### [Problem description]
Show all lines holding "是原词复现".

### [Stored records]
______

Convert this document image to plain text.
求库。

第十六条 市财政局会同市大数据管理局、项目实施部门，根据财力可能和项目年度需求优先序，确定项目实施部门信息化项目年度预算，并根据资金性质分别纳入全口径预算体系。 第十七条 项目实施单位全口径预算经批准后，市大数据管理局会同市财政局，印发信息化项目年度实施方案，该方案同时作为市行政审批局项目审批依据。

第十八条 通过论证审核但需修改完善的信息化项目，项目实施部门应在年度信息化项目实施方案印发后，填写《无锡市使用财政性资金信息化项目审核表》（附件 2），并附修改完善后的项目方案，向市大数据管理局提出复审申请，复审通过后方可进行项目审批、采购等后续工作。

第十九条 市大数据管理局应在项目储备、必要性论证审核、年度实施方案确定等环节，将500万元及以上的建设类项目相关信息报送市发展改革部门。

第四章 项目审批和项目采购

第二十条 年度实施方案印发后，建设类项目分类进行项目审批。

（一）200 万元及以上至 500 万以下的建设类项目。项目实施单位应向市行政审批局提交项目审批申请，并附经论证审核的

______

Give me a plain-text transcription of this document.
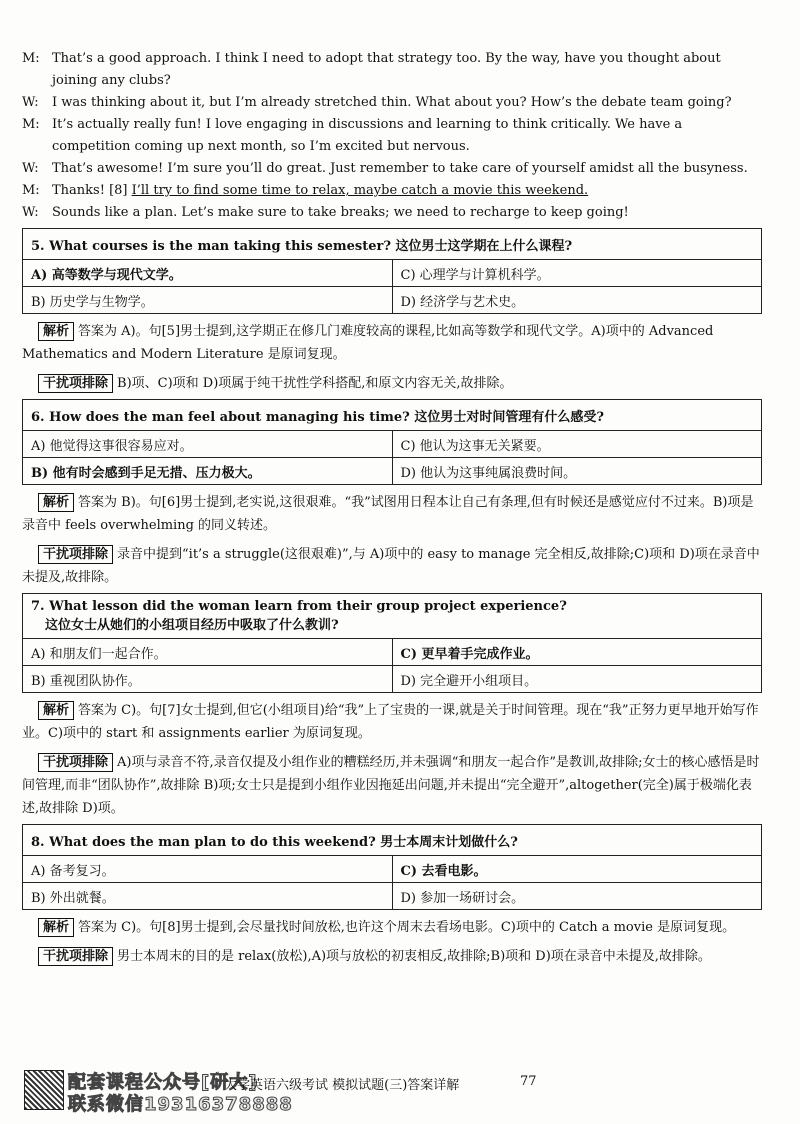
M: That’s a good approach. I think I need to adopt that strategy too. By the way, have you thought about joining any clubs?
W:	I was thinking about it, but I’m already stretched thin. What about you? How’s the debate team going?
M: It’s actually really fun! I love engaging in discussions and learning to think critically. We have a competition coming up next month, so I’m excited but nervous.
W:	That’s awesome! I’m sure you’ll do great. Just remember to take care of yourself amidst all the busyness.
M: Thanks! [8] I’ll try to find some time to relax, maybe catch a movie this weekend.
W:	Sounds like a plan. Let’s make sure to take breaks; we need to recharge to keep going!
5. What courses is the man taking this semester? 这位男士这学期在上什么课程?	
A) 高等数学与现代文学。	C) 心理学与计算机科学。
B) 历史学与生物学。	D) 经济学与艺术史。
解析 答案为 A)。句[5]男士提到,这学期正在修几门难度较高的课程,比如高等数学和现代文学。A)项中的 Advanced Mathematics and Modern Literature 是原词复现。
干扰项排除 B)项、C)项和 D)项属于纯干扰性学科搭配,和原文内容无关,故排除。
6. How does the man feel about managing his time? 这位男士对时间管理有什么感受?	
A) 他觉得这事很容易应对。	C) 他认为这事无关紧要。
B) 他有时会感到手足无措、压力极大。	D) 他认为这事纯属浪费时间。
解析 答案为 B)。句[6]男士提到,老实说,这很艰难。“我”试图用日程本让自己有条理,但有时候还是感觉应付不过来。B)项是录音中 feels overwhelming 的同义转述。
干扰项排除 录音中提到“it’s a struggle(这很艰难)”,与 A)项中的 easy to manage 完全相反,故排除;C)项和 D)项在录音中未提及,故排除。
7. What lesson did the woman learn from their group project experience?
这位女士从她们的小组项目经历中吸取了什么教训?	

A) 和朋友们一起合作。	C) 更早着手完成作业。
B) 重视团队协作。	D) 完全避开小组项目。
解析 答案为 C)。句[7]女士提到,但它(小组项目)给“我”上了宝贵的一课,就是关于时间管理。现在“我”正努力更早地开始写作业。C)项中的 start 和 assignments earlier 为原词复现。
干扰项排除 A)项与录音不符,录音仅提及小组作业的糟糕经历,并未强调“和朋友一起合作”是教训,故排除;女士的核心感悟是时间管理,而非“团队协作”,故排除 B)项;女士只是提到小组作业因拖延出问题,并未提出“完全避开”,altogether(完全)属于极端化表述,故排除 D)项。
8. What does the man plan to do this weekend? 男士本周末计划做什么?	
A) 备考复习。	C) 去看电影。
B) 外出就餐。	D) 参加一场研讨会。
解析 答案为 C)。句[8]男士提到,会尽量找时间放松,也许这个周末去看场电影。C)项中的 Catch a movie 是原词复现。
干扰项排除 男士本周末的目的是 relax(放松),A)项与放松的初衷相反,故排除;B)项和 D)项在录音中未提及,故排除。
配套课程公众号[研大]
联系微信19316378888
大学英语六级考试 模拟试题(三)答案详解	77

______

### [Answer to the task]
解析 答案为 A)。句[5]男士提到,这学期正在修几门难度较高的课程,比如高等数学和现代文学。A)项中的 Advanced Mathematics and Modern Literature 是原词复现。
解析 答案为 C)。句[8]男士提到,会尽量找时间放松,也许这个周末去看场电影。C)项中的 Catch a movie 是原词复现。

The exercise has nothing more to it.